* Start *

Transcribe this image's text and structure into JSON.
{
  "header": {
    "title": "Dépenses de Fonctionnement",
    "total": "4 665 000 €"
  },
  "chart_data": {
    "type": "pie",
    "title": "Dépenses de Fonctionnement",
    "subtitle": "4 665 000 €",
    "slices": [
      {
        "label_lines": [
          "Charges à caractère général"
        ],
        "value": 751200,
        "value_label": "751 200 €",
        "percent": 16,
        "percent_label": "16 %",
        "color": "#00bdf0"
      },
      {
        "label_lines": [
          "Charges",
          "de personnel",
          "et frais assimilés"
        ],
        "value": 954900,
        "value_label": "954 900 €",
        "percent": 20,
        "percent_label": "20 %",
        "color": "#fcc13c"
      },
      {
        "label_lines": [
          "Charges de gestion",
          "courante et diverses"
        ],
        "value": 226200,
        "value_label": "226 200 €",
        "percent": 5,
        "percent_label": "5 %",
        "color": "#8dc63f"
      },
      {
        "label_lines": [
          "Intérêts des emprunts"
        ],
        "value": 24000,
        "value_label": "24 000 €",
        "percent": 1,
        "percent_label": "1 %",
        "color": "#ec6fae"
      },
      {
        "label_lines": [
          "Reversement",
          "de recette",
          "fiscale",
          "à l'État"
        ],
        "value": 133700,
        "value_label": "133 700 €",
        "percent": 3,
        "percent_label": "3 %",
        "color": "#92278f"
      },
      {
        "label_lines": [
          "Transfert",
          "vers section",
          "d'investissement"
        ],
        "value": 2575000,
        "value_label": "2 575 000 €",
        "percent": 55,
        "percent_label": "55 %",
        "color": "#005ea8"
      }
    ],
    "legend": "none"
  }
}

* End *

== Task statement ==
Return what is listed above, exactly and completely.

== Expected answer ==
Transcribe this image's text and structure into JSON.
{
  "header": {
    "title": "Dépenses de Fonctionnement",
    "total": "4 665 000 €"
  },
  "chart_data": {
    "type": "pie",
    "title": "Dépenses de Fonctionnement",
    "subtitle": "4 665 000 €",
    "slices": [
      {
        "label_lines": [
          "Charges à caractère général"
        ],
        "value": 751200,
        "value_label": "751 200 €",
        "percent": 16,
        "percent_label": "16 %",
        "color": "#00bdf0"
      },
      {
        "label_lines": [
          "Charges",
          "de personnel",
          "et frais assimilés"
        ],
        "value": 954900,
        "value_label": "954 900 €",
        "percent": 20,
        "percent_label": "20 %",
        "color": "#fcc13c"
      },
      {
        "label_lines": [
          "Charges de gestion",
          "courante et diverses"
        ],
        "value": 226200,
        "value_label": "226 200 €",
        "percent": 5,
        "percent_label": "5 %",
        "color": "#8dc63f"
      },
      {
        "label_lines": [
          "Intérêts des emprunts"
        ],
        "value": 24000,
        "value_label": "24 000 €",
        "percent": 1,
        "percent_label": "1 %",
        "color": "#ec6fae"
      },
      {
        "label_lines": [
          "Reversement",
          "de recette",
          "fiscale",
          "à l'État"
        ],
        "value": 133700,
        "value_label": "133 700 €",
        "percent": 3,
        "percent_label": "3 %",
        "color": "#92278f"
      },
      {
        "label_lines": [
          "Transfert",
          "vers section",
          "d'investissement"
        ],
        "value": 2575000,
        "value_label": "2 575 000 €",
        "percent": 55,
        "percent_label": "55 %",
        "color": "#005ea8"
      }
    ],
    "legend": "none"
  }
}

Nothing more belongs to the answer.